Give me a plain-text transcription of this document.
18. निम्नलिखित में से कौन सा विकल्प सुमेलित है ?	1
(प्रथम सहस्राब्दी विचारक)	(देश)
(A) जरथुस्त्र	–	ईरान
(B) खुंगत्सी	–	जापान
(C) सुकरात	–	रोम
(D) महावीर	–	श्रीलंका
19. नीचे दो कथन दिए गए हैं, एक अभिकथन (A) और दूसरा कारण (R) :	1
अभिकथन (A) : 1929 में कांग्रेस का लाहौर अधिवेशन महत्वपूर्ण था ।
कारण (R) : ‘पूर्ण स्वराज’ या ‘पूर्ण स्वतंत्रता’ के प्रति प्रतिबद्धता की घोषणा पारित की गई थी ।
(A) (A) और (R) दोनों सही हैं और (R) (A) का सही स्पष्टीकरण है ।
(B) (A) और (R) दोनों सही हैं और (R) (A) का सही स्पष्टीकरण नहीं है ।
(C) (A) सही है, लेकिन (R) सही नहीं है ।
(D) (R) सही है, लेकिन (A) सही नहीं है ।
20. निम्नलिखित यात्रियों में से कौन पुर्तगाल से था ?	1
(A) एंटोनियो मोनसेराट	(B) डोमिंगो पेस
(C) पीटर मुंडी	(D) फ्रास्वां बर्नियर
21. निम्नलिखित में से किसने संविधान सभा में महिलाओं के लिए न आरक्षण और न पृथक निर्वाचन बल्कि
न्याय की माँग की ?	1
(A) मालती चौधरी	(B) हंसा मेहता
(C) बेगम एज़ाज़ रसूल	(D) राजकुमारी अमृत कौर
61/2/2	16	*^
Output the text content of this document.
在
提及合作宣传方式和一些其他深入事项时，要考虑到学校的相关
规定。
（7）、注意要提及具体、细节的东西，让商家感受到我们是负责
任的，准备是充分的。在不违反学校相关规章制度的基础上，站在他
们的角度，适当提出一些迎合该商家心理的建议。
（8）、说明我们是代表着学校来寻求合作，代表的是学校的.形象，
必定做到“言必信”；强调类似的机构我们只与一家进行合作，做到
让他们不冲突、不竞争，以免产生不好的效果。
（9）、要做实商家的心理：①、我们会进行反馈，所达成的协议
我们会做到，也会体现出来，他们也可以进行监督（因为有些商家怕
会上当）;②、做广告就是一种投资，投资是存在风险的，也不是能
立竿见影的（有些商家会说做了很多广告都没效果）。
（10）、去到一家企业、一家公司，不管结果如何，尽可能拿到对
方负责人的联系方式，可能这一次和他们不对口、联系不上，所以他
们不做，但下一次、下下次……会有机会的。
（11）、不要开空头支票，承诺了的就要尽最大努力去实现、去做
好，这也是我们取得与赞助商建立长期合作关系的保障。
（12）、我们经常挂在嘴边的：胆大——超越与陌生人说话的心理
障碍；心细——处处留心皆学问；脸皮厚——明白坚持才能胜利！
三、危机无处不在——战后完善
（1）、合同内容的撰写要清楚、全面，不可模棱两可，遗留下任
....................
#### Problem to solve:
Take the line in which "Output the text content of this document." occurs and each subsequent line through the end; give these lines again without alteration.

#### Full solution:
Output the text content of this document.
在
提及合作宣传方式和一些其他深入事项时，要考虑到学校的相关
规定。
（7）、注意要提及具体、细节的东西，让商家感受到我们是负责
任的，准备是充分的。在不违反学校相关规章制度的基础上，站在他
们的角度，适当提出一些迎合该商家心理的建议。
（8）、说明我们是代表着学校来寻求合作，代表的是学校的.形象，
必定做到“言必信”；强调类似的机构我们只与一家进行合作，做到
让他们不冲突、不竞争，以免产生不好的效果。
（9）、要做实商家的心理：①、我们会进行反馈，所达成的协议
我们会做到，也会体现出来，他们也可以进行监督（因为有些商家怕
会上当）;②、做广告就是一种投资，投资是存在风险的，也不是能
立竿见影的（有些商家会说做了很多广告都没效果）。
（10）、去到一家企业、一家公司，不管结果如何，尽可能拿到对
方负责人的联系方式，可能这一次和他们不对口、联系不上，所以他
们不做，但下一次、下下次……会有机会的。
（11）、不要开空头支票，承诺了的就要尽最大努力去实现、去做
好，这也是我们取得与赞助商建立长期合作关系的保障。
（12）、我们经常挂在嘴边的：胆大——超越与陌生人说话的心理
障碍；心细——处处留心皆学问；脸皮厚——明白坚持才能胜利！
三、危机无处不在——战后完善
（1）、合同内容的撰写要清楚、全面，不可模棱两可，遗留下任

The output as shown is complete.